Lines of data
*****

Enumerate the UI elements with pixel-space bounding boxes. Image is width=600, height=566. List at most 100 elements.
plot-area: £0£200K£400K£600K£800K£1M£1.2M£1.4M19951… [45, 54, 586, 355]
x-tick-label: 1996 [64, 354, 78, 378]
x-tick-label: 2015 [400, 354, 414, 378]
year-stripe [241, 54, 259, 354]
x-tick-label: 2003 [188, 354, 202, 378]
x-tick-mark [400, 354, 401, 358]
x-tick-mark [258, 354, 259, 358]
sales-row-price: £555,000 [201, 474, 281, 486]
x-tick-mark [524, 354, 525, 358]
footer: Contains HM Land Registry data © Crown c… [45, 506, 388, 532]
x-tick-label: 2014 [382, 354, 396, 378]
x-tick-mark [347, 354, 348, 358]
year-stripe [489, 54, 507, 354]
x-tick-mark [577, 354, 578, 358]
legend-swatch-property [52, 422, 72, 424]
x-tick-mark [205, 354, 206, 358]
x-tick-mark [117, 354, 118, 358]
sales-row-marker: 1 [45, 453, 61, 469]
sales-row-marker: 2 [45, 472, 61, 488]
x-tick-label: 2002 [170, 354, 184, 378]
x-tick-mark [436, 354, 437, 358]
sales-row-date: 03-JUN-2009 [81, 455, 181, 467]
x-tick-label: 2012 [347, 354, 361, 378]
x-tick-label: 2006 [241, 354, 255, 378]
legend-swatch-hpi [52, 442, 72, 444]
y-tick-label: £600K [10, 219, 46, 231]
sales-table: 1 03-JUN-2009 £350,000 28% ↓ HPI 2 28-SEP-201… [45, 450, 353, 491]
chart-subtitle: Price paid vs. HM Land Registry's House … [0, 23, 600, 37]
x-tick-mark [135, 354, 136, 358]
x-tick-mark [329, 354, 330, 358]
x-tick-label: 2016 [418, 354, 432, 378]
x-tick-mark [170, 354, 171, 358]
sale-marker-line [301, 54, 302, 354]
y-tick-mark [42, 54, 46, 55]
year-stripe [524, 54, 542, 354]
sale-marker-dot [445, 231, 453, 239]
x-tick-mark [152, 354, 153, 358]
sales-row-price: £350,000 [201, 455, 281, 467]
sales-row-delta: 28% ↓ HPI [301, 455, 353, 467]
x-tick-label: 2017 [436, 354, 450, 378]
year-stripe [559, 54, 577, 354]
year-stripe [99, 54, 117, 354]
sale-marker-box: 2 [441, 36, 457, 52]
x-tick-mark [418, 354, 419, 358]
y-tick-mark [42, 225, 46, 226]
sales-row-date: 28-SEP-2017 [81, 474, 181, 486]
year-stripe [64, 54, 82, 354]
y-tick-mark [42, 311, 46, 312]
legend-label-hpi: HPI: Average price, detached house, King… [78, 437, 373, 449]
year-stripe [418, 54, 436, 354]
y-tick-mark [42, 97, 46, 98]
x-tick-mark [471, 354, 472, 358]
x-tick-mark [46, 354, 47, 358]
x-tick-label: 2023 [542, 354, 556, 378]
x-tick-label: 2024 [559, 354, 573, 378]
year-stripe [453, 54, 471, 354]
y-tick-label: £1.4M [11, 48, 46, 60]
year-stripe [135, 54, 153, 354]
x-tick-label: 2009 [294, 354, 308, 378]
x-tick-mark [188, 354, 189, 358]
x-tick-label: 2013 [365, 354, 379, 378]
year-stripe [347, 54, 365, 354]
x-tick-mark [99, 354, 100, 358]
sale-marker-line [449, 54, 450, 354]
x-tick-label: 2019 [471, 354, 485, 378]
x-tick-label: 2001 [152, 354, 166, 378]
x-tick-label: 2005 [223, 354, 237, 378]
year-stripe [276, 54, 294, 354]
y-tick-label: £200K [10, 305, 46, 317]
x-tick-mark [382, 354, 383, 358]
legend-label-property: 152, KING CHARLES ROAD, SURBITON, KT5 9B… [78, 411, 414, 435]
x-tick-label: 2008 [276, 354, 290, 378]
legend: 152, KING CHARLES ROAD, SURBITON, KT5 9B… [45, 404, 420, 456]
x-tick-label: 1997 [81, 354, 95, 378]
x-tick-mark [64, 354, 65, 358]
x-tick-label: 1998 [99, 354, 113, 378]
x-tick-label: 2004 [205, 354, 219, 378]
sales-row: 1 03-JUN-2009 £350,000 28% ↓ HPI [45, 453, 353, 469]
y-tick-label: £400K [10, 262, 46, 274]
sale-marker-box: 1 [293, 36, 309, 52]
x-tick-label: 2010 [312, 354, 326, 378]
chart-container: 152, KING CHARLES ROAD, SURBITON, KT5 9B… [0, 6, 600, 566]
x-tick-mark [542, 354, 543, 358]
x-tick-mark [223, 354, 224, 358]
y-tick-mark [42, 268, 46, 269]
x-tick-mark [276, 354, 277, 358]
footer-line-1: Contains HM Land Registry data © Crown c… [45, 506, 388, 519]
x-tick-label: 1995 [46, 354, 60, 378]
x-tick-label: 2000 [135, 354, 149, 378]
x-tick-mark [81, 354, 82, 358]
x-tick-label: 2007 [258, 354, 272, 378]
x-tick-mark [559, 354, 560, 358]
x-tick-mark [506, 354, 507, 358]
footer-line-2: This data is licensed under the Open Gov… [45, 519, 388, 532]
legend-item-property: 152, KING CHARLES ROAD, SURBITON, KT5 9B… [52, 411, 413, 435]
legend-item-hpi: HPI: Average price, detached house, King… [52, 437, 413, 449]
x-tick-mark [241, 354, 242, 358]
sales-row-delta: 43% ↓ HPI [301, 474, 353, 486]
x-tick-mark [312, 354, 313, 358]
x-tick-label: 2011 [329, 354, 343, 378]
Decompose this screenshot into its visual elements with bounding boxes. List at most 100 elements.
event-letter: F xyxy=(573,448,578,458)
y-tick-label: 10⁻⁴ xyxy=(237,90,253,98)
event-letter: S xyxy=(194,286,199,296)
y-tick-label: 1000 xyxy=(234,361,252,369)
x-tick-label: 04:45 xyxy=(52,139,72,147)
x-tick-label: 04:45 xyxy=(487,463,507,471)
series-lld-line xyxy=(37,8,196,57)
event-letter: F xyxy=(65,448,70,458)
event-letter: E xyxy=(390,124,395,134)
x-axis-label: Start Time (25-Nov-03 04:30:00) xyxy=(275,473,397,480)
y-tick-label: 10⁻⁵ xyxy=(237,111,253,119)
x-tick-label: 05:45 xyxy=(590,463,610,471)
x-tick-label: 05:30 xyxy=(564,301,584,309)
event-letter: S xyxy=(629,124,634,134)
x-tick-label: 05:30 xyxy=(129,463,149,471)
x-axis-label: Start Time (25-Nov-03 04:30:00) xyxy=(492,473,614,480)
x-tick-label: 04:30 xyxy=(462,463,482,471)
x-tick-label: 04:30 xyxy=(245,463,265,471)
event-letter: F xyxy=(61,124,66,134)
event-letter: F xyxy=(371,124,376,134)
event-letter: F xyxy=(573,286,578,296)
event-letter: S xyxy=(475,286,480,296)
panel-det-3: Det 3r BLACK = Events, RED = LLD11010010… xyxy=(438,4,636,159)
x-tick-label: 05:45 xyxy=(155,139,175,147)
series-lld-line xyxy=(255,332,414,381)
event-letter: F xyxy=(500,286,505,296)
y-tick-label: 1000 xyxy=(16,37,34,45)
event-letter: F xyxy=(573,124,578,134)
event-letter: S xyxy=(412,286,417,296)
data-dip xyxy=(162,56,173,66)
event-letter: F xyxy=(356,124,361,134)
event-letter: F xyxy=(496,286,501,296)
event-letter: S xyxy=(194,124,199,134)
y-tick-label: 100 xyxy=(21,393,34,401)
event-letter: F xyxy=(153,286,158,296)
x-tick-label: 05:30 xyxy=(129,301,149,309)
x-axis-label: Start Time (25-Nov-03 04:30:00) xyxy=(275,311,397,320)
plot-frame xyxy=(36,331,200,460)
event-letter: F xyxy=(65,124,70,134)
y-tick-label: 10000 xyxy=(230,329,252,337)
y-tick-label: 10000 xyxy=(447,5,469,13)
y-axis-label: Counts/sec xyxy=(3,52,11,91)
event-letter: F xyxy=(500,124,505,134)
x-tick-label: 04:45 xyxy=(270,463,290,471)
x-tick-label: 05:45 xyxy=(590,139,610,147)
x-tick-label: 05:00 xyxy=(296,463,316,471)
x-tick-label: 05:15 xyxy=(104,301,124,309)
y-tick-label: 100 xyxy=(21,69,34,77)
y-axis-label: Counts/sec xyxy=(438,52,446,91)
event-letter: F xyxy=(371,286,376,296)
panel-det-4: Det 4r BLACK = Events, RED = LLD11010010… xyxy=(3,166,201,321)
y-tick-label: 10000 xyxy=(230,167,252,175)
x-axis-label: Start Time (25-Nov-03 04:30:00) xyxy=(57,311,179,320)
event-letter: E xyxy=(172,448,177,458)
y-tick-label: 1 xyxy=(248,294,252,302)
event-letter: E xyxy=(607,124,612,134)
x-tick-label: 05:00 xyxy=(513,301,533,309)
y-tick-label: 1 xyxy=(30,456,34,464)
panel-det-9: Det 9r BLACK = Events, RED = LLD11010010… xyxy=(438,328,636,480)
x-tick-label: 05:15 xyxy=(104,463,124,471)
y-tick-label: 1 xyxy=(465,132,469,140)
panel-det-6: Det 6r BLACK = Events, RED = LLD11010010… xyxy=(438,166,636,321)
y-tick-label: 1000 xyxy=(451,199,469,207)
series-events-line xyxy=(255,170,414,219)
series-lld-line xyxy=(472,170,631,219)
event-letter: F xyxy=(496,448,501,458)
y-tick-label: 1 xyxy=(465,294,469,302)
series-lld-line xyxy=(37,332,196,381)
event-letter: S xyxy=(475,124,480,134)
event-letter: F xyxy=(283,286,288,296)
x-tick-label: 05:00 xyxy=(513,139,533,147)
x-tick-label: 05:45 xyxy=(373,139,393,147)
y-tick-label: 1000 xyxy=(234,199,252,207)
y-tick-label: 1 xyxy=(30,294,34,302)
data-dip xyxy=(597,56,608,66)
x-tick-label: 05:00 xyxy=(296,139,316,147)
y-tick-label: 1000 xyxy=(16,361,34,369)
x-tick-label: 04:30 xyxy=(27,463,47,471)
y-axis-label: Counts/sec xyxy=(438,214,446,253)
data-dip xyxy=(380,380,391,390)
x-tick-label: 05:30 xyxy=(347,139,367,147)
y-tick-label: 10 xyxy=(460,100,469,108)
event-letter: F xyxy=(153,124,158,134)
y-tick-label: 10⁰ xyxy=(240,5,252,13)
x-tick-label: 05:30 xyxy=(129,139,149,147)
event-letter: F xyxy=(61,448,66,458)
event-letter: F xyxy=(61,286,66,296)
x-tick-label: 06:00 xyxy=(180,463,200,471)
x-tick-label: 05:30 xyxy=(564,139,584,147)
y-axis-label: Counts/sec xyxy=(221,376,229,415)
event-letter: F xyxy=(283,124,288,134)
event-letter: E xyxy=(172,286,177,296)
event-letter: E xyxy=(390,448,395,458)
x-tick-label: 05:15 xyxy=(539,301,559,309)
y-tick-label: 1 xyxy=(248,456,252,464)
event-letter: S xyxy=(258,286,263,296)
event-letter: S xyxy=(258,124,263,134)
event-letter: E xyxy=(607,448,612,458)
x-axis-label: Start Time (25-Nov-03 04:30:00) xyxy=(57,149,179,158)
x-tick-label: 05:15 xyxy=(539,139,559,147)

*****

YOUR INSTRUCTIONS ▸
From the material above, pull out every line that contains the string "legend".

ANSWER FOR THE TASK ▸
legend-swatch-property [52, 422, 72, 424]
legend-swatch-hpi [52, 442, 72, 444]
legend-label-hpi: HPI: Average price, detached house, King… [78, 437, 373, 449]
legend-label-property: 152, KING CHARLES ROAD, SURBITON, KT5 9B… [78, 411, 414, 435]
legend: 152, KING CHARLES ROAD, SURBITON, KT5 9B… [45, 404, 420, 456]
legend-item-property: 152, KING CHARLES ROAD, SURBITON, KT5 9B… [52, 411, 413, 435]
legend-item-hpi: HPI: Average price, detached house, King… [52, 437, 413, 449]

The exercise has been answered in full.